::: Listed entries :::

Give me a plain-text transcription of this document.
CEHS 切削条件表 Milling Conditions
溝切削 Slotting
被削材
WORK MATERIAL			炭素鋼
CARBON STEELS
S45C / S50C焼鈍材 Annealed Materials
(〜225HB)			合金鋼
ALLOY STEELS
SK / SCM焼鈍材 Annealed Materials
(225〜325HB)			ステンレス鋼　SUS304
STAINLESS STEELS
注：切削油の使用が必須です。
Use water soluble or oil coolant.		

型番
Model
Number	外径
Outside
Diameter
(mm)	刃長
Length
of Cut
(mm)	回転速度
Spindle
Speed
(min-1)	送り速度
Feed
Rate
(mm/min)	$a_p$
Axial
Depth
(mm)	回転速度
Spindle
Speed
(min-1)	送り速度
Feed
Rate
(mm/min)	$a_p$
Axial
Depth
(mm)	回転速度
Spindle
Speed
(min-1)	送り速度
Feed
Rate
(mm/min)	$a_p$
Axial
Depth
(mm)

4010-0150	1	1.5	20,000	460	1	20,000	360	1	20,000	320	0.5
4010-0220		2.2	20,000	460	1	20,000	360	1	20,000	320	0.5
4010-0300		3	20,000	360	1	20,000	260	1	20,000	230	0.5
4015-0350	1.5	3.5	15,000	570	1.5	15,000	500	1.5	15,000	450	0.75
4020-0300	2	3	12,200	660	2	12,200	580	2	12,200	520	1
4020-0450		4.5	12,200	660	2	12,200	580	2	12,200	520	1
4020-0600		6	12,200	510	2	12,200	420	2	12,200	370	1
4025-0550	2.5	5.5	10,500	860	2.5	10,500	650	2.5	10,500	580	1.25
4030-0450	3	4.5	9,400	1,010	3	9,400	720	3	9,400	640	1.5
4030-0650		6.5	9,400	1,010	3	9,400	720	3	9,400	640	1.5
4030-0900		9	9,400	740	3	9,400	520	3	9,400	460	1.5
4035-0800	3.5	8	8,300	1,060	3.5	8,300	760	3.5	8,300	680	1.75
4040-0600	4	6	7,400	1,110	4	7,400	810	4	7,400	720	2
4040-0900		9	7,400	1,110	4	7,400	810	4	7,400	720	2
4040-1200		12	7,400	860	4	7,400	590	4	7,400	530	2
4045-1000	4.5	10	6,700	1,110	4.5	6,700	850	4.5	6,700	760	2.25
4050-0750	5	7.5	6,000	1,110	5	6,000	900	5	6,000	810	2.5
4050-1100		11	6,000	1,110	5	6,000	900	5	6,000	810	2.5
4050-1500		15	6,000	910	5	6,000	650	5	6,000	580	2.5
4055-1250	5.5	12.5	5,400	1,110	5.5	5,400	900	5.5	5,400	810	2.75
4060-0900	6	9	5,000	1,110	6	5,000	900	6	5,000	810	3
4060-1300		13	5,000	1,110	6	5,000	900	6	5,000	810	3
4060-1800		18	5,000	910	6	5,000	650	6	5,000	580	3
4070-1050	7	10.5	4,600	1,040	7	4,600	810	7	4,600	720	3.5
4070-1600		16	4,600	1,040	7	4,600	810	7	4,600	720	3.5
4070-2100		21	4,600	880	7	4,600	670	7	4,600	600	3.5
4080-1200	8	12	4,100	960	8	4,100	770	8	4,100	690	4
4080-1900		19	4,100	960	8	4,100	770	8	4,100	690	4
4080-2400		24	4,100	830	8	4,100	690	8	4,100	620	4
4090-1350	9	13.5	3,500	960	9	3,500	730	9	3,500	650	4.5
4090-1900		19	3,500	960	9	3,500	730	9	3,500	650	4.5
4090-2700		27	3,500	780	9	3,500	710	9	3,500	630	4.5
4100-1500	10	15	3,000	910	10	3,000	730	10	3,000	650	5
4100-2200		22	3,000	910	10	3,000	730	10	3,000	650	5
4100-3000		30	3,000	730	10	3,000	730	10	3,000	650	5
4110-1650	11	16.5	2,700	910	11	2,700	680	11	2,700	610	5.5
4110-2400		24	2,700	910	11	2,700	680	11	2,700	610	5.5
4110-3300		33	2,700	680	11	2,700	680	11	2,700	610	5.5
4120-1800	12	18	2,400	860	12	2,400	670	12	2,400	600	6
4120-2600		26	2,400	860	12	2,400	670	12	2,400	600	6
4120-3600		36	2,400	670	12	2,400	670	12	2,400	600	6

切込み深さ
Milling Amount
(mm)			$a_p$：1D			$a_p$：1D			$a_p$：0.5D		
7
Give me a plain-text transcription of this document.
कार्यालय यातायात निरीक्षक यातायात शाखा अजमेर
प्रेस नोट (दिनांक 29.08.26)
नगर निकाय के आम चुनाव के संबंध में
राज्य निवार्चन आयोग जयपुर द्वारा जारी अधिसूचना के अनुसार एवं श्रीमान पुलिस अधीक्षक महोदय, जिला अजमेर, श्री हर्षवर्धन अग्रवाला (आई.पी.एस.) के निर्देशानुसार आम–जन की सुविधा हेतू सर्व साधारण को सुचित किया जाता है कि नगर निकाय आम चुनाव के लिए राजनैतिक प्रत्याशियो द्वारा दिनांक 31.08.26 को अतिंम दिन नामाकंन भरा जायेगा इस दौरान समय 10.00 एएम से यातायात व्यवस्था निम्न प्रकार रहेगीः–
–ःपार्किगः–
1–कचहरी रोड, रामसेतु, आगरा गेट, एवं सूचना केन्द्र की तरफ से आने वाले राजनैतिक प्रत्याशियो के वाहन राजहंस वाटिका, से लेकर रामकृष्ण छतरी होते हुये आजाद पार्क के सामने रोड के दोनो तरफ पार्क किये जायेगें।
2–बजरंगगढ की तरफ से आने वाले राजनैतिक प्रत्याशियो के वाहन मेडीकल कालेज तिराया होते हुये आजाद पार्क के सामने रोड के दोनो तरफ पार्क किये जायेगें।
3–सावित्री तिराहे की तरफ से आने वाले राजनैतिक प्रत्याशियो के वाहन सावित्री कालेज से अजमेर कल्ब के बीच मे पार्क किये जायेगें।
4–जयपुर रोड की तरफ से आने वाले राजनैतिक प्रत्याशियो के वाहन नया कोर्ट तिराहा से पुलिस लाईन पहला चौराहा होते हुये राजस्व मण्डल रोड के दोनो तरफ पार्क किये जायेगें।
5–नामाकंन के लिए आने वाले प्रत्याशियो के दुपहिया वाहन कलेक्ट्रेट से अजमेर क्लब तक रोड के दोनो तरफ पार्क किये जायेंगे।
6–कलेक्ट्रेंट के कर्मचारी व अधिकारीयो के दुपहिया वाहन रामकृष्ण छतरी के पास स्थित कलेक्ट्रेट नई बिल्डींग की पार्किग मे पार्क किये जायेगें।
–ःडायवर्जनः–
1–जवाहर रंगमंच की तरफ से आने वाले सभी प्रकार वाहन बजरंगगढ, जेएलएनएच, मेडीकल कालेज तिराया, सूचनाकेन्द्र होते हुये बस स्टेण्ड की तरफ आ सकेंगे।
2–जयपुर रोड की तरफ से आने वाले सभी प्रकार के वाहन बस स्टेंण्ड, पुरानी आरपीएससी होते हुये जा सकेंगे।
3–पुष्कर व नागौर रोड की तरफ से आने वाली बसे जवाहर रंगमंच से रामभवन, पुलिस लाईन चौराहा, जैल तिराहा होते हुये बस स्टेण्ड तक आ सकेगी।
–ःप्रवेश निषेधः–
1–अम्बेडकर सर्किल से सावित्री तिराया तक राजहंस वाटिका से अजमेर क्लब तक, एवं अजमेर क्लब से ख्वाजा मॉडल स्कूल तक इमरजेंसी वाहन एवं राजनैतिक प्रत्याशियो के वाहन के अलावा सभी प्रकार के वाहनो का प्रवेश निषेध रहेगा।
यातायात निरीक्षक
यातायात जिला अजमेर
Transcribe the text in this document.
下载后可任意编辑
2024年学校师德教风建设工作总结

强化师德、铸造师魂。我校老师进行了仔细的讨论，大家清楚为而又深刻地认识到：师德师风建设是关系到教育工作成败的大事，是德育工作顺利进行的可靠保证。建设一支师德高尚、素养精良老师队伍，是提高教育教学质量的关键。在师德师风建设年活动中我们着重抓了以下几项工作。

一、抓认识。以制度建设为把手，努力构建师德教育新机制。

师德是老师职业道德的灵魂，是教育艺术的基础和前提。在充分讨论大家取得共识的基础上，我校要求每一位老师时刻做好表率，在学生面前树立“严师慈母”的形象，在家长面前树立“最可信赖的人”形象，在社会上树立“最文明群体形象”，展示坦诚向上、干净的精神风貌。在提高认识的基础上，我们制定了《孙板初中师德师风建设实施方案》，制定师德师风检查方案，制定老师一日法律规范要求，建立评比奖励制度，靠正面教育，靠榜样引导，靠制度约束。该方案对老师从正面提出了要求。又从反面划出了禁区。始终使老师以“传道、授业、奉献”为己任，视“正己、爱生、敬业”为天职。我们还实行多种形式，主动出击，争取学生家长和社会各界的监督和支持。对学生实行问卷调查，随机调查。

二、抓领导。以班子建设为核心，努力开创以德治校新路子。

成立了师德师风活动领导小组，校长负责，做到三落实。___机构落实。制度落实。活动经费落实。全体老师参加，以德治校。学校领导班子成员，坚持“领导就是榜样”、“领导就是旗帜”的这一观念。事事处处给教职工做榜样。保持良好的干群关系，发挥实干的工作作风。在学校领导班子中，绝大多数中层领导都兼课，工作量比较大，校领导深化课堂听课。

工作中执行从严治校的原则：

:::

## Required work
Give the number of lines in the listing above that hold the string "STEELS", with nothing else.

## Response for this exercise
3